++++ Provided records
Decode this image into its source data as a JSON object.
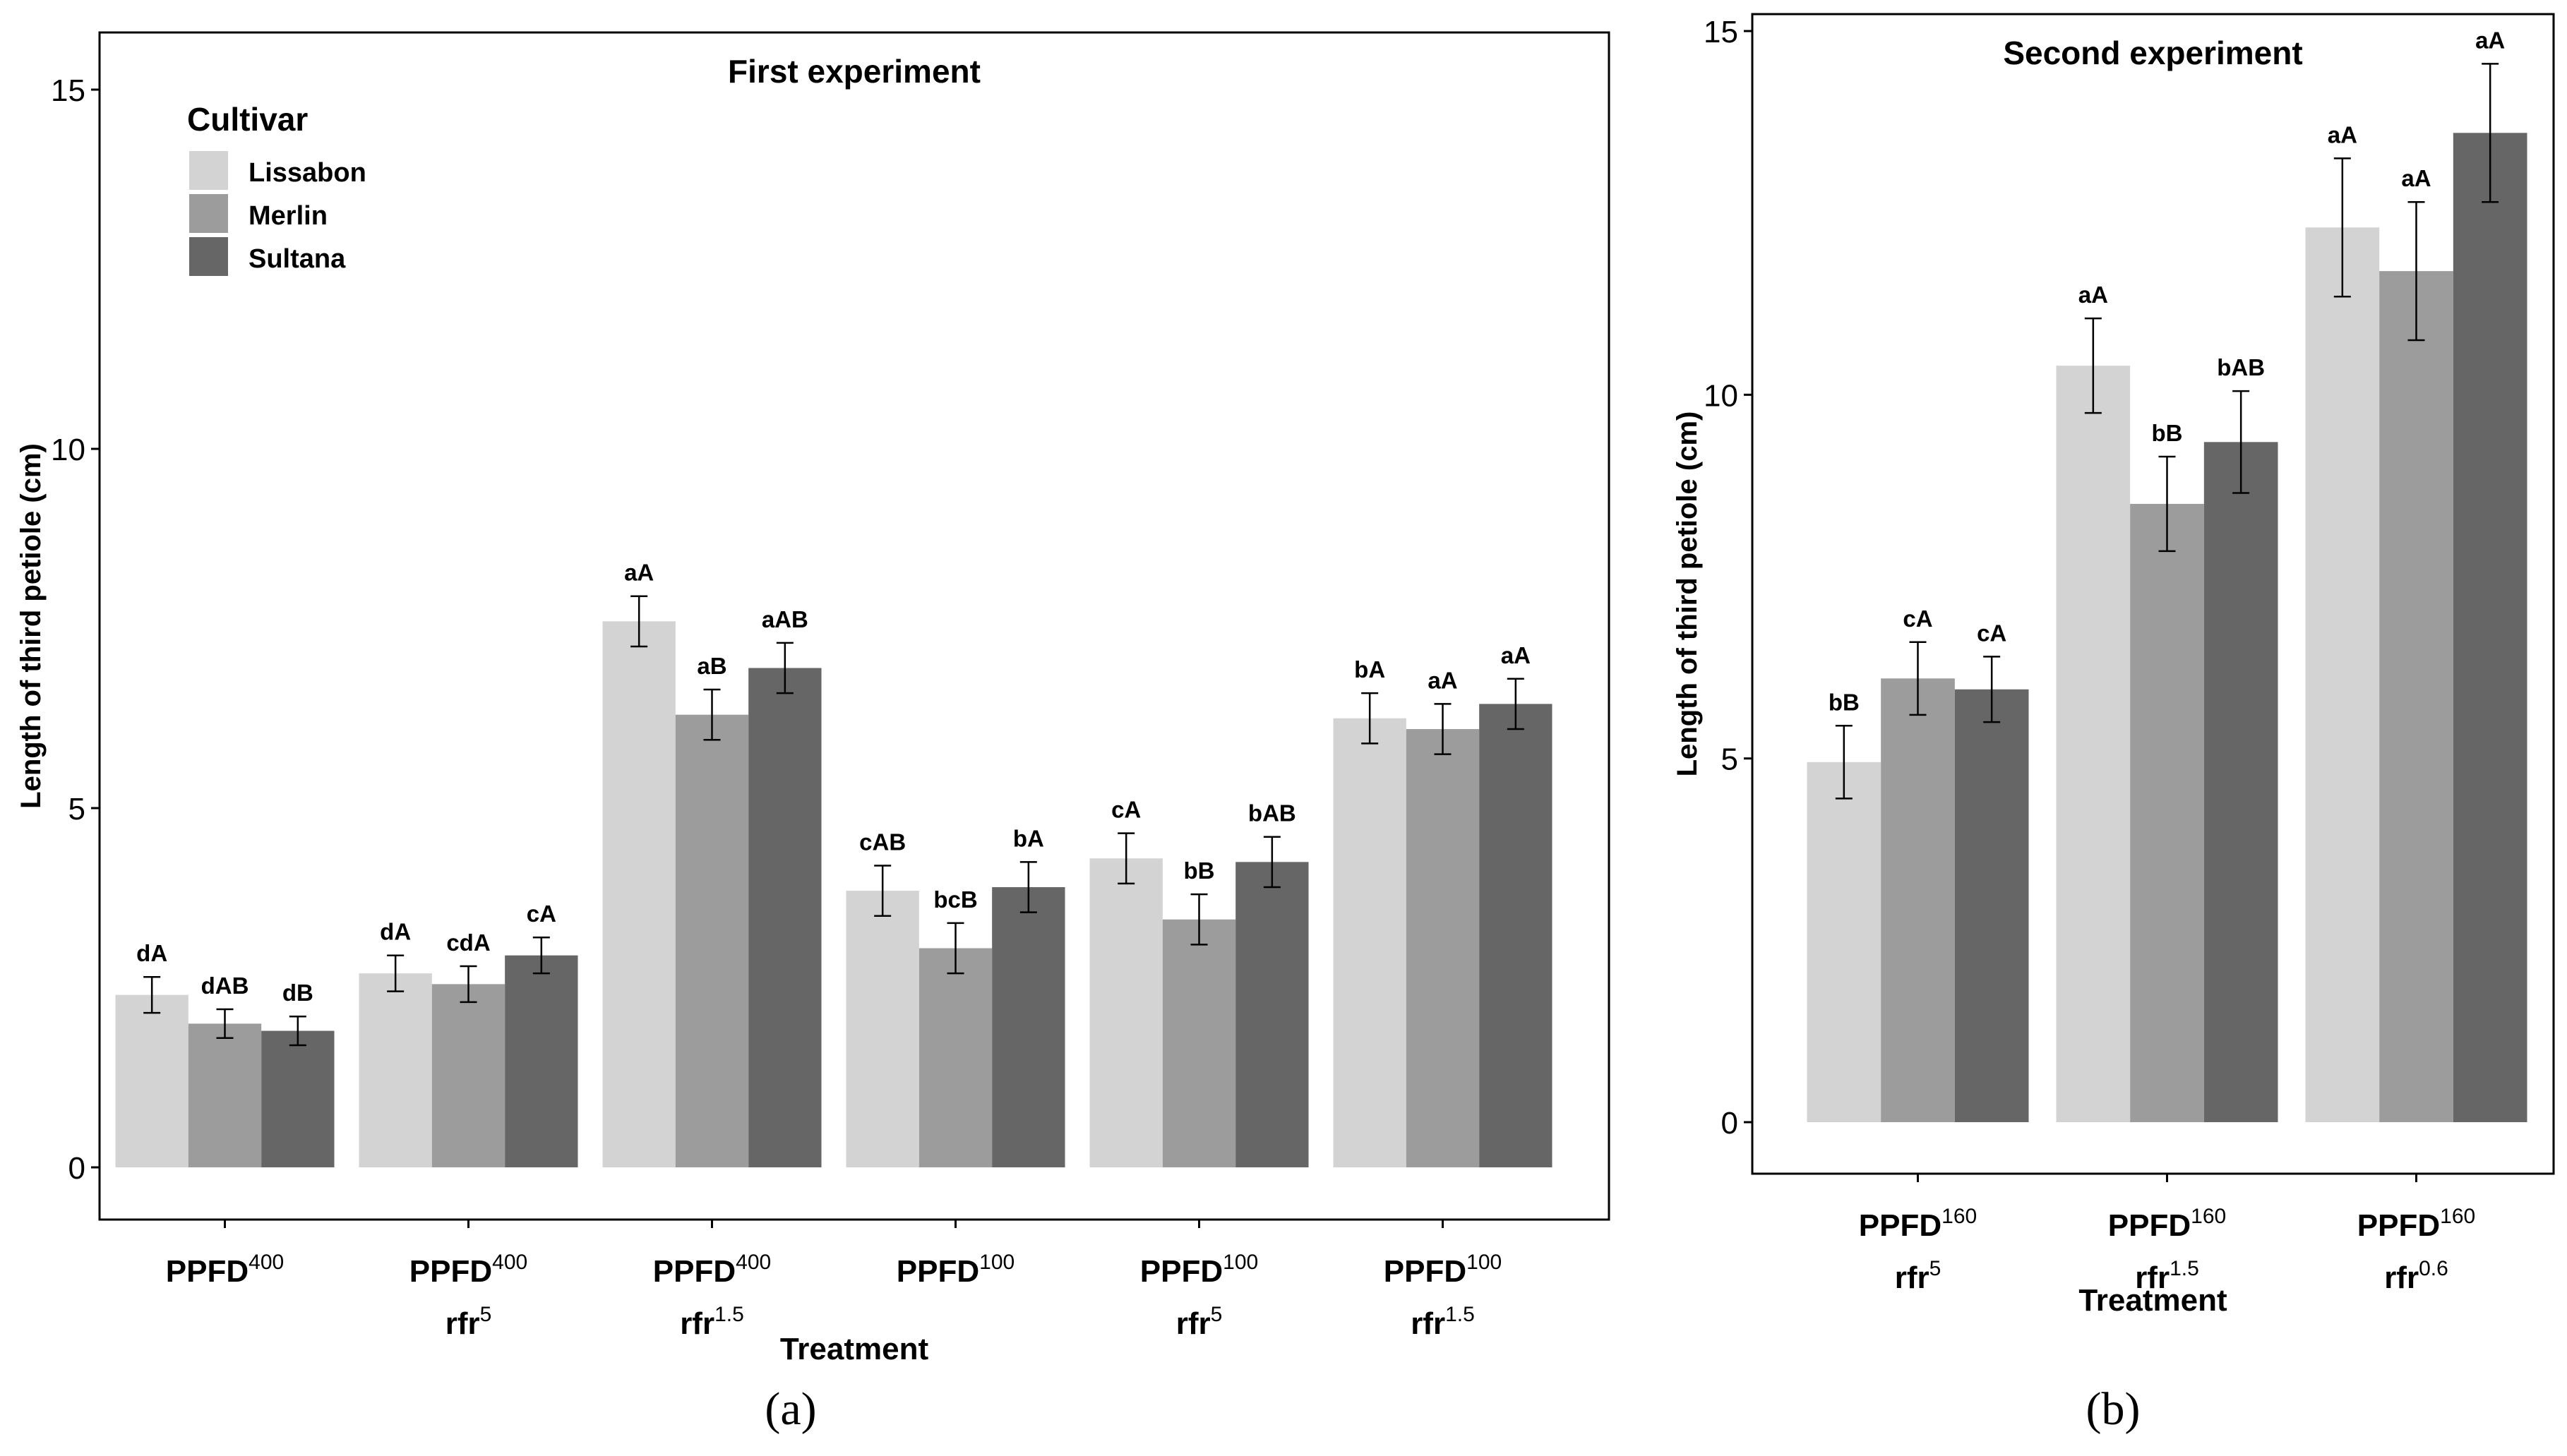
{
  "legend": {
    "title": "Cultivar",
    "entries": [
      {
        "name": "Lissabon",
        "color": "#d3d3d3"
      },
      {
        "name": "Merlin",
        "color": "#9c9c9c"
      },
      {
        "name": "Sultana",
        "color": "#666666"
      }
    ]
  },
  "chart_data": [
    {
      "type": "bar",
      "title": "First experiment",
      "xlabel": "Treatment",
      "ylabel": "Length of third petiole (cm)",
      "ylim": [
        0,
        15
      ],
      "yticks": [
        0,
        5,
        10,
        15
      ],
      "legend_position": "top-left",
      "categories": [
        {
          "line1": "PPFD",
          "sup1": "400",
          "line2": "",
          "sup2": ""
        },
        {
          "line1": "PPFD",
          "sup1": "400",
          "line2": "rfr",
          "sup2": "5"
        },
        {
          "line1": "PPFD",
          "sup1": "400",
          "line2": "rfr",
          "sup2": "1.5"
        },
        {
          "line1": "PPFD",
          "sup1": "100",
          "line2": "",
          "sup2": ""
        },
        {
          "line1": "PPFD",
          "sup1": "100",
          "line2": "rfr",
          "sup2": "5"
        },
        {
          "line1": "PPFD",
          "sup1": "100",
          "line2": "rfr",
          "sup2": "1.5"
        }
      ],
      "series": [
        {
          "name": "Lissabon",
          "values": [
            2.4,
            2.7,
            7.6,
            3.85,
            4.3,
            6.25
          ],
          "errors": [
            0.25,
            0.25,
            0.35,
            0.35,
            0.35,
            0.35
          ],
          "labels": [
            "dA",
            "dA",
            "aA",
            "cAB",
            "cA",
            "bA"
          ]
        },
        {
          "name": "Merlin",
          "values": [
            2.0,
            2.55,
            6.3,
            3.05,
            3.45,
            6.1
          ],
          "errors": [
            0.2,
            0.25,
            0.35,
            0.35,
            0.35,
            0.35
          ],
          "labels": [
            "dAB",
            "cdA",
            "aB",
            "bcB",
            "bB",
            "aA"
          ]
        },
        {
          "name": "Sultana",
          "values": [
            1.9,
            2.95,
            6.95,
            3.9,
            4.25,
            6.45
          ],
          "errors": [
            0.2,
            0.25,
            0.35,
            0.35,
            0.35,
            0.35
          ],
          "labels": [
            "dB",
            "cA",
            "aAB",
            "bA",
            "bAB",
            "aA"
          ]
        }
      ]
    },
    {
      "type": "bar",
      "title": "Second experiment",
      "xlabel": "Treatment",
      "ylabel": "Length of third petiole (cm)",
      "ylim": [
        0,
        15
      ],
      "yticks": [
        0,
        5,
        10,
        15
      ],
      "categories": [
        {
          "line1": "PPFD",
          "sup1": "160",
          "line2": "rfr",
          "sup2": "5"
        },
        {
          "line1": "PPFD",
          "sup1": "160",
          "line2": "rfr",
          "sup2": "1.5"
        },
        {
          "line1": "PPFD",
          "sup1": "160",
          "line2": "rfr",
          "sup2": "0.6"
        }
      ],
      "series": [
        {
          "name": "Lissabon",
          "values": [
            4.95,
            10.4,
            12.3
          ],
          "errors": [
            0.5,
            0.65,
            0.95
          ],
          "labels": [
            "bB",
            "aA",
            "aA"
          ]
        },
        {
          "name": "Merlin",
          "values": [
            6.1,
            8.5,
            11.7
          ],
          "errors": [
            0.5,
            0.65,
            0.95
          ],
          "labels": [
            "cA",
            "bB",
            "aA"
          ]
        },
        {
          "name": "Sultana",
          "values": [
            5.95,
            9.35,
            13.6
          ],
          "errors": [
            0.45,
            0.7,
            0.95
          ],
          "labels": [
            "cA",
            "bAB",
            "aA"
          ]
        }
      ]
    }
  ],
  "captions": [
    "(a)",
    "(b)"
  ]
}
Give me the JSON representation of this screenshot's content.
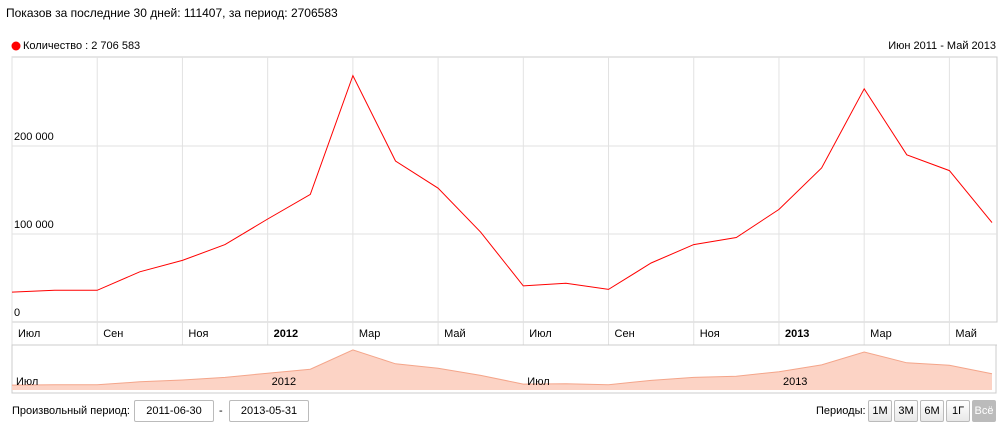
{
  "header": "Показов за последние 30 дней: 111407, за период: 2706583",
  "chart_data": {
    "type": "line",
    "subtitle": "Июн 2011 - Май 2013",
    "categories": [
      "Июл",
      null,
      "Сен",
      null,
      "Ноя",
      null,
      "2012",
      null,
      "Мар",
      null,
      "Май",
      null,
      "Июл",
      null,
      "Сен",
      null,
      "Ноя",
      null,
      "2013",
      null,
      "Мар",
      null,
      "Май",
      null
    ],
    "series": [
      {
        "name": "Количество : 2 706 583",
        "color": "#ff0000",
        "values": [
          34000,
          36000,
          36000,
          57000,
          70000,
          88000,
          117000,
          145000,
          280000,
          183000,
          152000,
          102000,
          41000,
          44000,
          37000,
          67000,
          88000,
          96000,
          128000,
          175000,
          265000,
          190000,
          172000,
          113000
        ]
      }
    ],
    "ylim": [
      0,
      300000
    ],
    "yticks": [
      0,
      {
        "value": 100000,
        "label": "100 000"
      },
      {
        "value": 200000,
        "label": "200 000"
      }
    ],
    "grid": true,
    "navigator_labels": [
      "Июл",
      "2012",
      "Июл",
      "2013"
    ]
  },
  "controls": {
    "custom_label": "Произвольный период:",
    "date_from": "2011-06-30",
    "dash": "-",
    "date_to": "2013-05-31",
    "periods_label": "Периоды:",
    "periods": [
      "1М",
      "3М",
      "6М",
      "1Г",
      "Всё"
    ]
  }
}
++++++++
Given task ▸
Every line above should be repeated exactly; pictures stay out of the copy.

Task response ▸
Decode this image into its source data as a JSON object.
{
  "legend": {
    "title": "Cultivar",
    "entries": [
      {
        "name": "Lissabon",
        "color": "#d3d3d3"
      },
      {
        "name": "Merlin",
        "color": "#9c9c9c"
      },
      {
        "name": "Sultana",
        "color": "#666666"
      }
    ]
  },
  "chart_data": [
    {
      "type": "bar",
      "title": "First experiment",
      "xlabel": "Treatment",
      "ylabel": "Length of third petiole (cm)",
      "ylim": [
        0,
        15
      ],
      "yticks": [
        0,
        5,
        10,
        15
      ],
      "legend_position": "top-left",
      "categories": [
        {
          "line1": "PPFD",
          "sup1": "400",
          "line2": "",
          "sup2": ""
        },
        {
          "line1": "PPFD",
          "sup1": "400",
          "line2": "rfr",
          "sup2": "5"
        },
        {
          "line1": "PPFD",
          "sup1": "400",
          "line2": "rfr",
          "sup2": "1.5"
        },
        {
          "line1": "PPFD",
          "sup1": "100",
          "line2": "",
          "sup2": ""
        },
        {
          "line1": "PPFD",
          "sup1": "100",
          "line2": "rfr",
          "sup2": "5"
        },
        {
          "line1": "PPFD",
          "sup1": "100",
          "line2": "rfr",
          "sup2": "1.5"
        }
      ],
      "series": [
        {
          "name": "Lissabon",
          "values": [
            2.4,
            2.7,
            7.6,
            3.85,
            4.3,
            6.25
          ],
          "errors": [
            0.25,
            0.25,
            0.35,
            0.35,
            0.35,
            0.35
          ],
          "labels": [
            "dA",
            "dA",
            "aA",
            "cAB",
            "cA",
            "bA"
          ]
        },
        {
          "name": "Merlin",
          "values": [
            2.0,
            2.55,
            6.3,
            3.05,
            3.45,
            6.1
          ],
          "errors": [
            0.2,
            0.25,
            0.35,
            0.35,
            0.35,
            0.35
          ],
          "labels": [
            "dAB",
            "cdA",
            "aB",
            "bcB",
            "bB",
            "aA"
          ]
        },
        {
          "name": "Sultana",
          "values": [
            1.9,
            2.95,
            6.95,
            3.9,
            4.25,
            6.45
          ],
          "errors": [
            0.2,
            0.25,
            0.35,
            0.35,
            0.35,
            0.35
          ],
          "labels": [
            "dB",
            "cA",
            "aAB",
            "bA",
            "bAB",
            "aA"
          ]
        }
      ]
    },
    {
      "type": "bar",
      "title": "Second experiment",
      "xlabel": "Treatment",
      "ylabel": "Length of third petiole (cm)",
      "ylim": [
        0,
        15
      ],
      "yticks": [
        0,
        5,
        10,
        15
      ],
      "categories": [
        {
          "line1": "PPFD",
          "sup1": "160",
          "line2": "rfr",
          "sup2": "5"
        },
        {
          "line1": "PPFD",
          "sup1": "160",
          "line2": "rfr",
          "sup2": "1.5"
        },
        {
          "line1": "PPFD",
          "sup1": "160",
          "line2": "rfr",
          "sup2": "0.6"
        }
      ],
      "series": [
        {
          "name": "Lissabon",
          "values": [
            4.95,
            10.4,
            12.3
          ],
          "errors": [
            0.5,
            0.65,
            0.95
          ],
          "labels": [
            "bB",
            "aA",
            "aA"
          ]
        },
        {
          "name": "Merlin",
          "values": [
            6.1,
            8.5,
            11.7
          ],
          "errors": [
            0.5,
            0.65,
            0.95
          ],
          "labels": [
            "cA",
            "bB",
            "aA"
          ]
        },
        {
          "name": "Sultana",
          "values": [
            5.95,
            9.35,
            13.6
          ],
          "errors": [
            0.45,
            0.7,
            0.95
          ],
          "labels": [
            "cA",
            "bAB",
            "aA"
          ]
        }
      ]
    }
  ],
  "captions": [
    "(a)",
    "(b)"
  ]
}
Give me the JSON representation of this screenshot's content.
{
  "header": "Показов за последние 30 дней: 111407, за период: 2706583",
  "chart_data": {
    "type": "line",
    "subtitle": "Июн 2011 - Май 2013",
    "categories": [
      "Июл",
      null,
      "Сен",
      null,
      "Ноя",
      null,
      "2012",
      null,
      "Мар",
      null,
      "Май",
      null,
      "Июл",
      null,
      "Сен",
      null,
      "Ноя",
      null,
      "2013",
      null,
      "Мар",
      null,
      "Май",
      null
    ],
    "series": [
      {
        "name": "Количество : 2 706 583",
        "color": "#ff0000",
        "values": [
          34000,
          36000,
          36000,
          57000,
          70000,
          88000,
          117000,
          145000,
          280000,
          183000,
          152000,
          102000,
          41000,
          44000,
          37000,
          67000,
          88000,
          96000,
          128000,
          175000,
          265000,
          190000,
          172000,
          113000
        ]
      }
    ],
    "ylim": [
      0,
      300000
    ],
    "yticks": [
      0,
      {
        "value": 100000,
        "label": "100 000"
      },
      {
        "value": 200000,
        "label": "200 000"
      }
    ],
    "grid": true,
    "navigator_labels": [
      "Июл",
      "2012",
      "Июл",
      "2013"
    ]
  },
  "controls": {
    "custom_label": "Произвольный период:",
    "date_from": "2011-06-30",
    "dash": "-",
    "date_to": "2013-05-31",
    "periods_label": "Периоды:",
    "periods": [
      "1М",
      "3М",
      "6М",
      "1Г",
      "Всё"
    ]
  }
}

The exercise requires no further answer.